EXTRAIT DE PAGE:
=======
Devant le risque réel d'affrontements violents entre souverainistes et fédéralistes, les autorités fédérales abandonnent l'idée d'une reconstitution en bonne et due forme de la bataille des plaines d'Abraham.
Ottawa recule d'un pas, mais ne bat pas en retraite : la Commission des champs de bataille nationaux soulignera tout de même le 250e anniversaire de l'affrontement Wolfe-Montcalm au moyen de diverses activités éducatives dédiées à l'histoire.
André Juneau expliquera, mardi prochain, comment il entend procéder, mais selon nos informations, le président de la CCBN estimait essentiel d'accomplir son «devoir de mémoire» à l'égard de ce moment charnière de l'histoire canadienne.
Par ailleurs, aucune organisation responsable ne tiendrait une telle activité après les propos extrémistes et les menaces entendues ces derniers jours, ont dit au Journal des personnes impliquées dans cette décision.
«Nous ne voulons pas mettre en danger la vie ou seulement l'intégrité physique de figurants ou de spectateurs parmi lesquels il y aurait eu de nombreux enfants», nous a-t-on dit, hier.
Toute simulation de bataille est donc écartée, de même que les activités «festives» risquant d'être mal interprétées.
Il y aura toutefois une commémoration au cimetière voisin de l'Hôpital général où ont été ensevelis des miliciens morts au combat il y a 250 ans.
Controverse tapageuse
Cette initiative d'André Juneau avait soulevé une controverse tapageuse ayant finalement attiré l'attention du premier ministre Stephen Harper.
Selon nos informations, il a fait savoir aux autorités compétentes qu'il ne voulait pas que cet événement amène de l'eau au moulin souverainiste.
Il voulait une solution respectueuse aussi des convictions des fédéralistes.
Depuis quelques jours, les deux camps s'enguirlandaient à qui mieux mieux, par courriels, sur les blogues, dans les pages des journaux et à la radio.
=======
AVEC CES INFORMATIONS:
**1.** Énumérez tous les moyens par lesquels, selon l'article sur la bataille des plaines d'Abraham, les deux camps s'enguirlandaient depuis quelques jours.
**2.** Poursuivez l'article sur la bataille des plaines d'Abraham à partir de sa dernière phrase.

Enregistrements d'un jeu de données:
=======
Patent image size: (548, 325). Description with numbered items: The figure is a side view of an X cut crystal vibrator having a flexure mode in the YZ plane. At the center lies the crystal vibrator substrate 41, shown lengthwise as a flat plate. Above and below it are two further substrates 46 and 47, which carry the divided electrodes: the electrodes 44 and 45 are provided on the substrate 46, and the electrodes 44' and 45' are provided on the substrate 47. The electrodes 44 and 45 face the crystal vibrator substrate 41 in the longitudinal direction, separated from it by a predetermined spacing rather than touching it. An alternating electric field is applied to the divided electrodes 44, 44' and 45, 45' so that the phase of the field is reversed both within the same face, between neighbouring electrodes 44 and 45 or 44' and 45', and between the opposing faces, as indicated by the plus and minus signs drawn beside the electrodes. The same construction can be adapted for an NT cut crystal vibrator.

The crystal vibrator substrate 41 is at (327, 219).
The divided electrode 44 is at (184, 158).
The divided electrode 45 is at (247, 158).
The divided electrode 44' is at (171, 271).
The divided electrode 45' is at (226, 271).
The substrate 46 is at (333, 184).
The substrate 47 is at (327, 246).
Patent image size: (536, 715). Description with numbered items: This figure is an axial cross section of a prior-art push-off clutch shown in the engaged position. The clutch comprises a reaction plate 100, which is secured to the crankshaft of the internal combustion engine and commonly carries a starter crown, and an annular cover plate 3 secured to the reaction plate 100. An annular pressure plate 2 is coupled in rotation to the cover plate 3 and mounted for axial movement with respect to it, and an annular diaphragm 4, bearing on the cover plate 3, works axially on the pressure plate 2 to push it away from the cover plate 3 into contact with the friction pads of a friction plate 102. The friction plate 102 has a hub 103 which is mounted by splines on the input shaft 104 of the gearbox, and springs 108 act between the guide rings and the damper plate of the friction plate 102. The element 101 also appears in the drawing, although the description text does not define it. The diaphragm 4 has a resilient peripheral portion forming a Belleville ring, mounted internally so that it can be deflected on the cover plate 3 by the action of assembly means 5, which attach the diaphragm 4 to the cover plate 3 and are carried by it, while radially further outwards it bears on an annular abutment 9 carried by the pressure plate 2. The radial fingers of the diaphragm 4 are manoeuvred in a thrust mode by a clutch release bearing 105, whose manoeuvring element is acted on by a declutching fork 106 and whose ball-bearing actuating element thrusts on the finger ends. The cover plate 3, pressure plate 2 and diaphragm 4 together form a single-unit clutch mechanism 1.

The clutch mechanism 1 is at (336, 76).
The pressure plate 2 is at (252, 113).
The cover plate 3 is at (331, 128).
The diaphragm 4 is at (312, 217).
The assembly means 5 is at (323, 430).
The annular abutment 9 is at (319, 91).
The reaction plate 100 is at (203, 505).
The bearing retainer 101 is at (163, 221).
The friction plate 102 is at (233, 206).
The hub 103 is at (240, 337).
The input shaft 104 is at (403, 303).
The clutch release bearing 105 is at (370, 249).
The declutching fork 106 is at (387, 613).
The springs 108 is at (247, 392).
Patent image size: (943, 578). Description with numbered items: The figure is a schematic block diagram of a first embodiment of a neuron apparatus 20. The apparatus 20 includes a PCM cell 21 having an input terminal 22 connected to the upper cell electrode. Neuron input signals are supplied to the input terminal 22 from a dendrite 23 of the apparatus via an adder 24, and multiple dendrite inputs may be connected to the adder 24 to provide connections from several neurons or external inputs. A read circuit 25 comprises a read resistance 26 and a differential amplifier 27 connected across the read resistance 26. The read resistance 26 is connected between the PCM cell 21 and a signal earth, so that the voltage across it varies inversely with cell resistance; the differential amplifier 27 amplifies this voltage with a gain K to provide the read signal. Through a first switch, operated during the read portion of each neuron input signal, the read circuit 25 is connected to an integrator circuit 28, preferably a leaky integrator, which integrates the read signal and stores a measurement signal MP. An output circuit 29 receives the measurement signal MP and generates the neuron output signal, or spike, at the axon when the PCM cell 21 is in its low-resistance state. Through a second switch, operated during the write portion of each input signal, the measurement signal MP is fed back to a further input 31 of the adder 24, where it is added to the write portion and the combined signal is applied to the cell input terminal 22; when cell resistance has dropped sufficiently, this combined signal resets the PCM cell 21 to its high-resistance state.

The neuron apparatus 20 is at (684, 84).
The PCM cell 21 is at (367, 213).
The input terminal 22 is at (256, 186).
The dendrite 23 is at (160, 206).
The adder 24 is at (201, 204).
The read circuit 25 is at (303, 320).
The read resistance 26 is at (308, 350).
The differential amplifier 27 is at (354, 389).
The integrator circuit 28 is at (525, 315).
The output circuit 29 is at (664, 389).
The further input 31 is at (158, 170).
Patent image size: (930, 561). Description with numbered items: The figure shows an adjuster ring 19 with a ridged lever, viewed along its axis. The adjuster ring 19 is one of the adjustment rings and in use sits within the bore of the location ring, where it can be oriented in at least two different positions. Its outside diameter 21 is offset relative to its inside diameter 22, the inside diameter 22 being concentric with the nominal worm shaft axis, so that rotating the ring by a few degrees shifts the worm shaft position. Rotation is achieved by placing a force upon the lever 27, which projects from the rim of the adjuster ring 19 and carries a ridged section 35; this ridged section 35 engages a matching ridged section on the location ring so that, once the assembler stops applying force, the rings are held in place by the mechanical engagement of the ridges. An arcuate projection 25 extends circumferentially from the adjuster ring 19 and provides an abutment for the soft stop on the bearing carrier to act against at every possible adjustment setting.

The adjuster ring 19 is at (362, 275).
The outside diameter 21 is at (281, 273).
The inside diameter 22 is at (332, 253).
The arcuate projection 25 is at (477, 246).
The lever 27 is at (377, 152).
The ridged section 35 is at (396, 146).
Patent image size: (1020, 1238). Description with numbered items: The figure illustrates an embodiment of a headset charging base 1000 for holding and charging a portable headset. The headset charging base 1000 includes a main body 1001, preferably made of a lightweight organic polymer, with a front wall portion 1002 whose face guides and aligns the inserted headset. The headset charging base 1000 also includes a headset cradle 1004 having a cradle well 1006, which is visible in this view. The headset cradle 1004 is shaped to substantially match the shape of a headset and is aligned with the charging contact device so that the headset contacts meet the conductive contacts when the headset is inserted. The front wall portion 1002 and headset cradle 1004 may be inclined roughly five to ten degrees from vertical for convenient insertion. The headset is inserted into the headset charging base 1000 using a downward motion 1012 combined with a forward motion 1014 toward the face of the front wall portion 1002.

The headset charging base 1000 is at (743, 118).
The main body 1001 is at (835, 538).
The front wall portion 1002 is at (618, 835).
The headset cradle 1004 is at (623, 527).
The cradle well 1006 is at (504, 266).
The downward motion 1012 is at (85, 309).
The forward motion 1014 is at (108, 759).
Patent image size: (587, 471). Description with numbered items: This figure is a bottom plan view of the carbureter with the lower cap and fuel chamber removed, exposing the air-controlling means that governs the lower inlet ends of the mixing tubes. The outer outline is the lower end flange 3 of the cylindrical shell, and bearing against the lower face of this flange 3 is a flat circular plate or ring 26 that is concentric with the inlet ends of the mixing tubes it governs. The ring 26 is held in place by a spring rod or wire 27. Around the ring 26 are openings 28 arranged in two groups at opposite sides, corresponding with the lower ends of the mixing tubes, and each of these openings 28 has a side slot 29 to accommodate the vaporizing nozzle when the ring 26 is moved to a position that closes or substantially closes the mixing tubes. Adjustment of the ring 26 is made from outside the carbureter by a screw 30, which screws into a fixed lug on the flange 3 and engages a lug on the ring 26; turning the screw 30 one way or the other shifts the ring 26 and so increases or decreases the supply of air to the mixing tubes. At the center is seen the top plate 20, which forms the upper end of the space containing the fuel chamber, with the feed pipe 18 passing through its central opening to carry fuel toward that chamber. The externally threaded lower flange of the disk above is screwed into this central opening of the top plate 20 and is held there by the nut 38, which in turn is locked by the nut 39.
=======
RÉPONSES PAR TÂCHE:
**1.** Par courriels, sur les blogues, dans les pages des journaux et à la radio.

**2.**
En première ligne, le Réseau résistance du Québec, l'aile radicale des souverainistes, semblait ne plus pouvoir contenir les débordements. Certains jeunes patriotes se promettaient de se rendre à Québec pour refaire la bataille des Plaines avec des fusils à «paint balls», des couteaux et des machettes. D'autres lançaient de véritables «appels au meurtre».
Menaces de mort
Patrick Bourgeois, du RRQ, recevait, de son côté, des menaces quotidiennes. Par courriel, on le traitait d'enfant de chienne, de crotté. On lui promettait la matraque et les gaz lacrymogènes. Hier, on lui a adressé une photo d'un faux soldat portant une mitraillette.
Sur les ondes du FM 93, hier matin, Patrick Bourgeois a signalé avoir reçu «des menaces de mort». Il n'a toutefois pas porté plainte à la police.
«Ce n'est pas à moi à faire la job des policiers», nous a-t-il dit.
Bombardée de courriels, au moins une agence de voyage britannique a retiré de son offre de service touristique une visite des Plaines l'été prochain, de crainte que les choses ne tournent mal pour ses clients londoniens.
Discrètement, les policiers commençaient à s'intéresser à l'affaire. «Les policiers sont là-dessus», nous a dit une source digne de foi au ministère de la Sécurité publique, hier.
La CCBN était aussi en relation avec des corps policiers, vraisemblablement la GRC, nous avait affirmé aussi le directeur de la sécurité de la CCBN, Jean St-Pierre.
«Nous recevons beaucoup de menaces chaque jour. Des gens qui sont contre l'événement. On va savoir ce qui arrive, mardi», nous a-t-il expliqué, hier.
La pagaille risque d'éclater ce jour-là puisque les jeunes souverainistes comptent se rendre à Québec pour assister à la conférence de presse d'André Juneau. «Si on ne nous laisse pas entrer, on va attendre dehors», assure Patrick Bourgeois.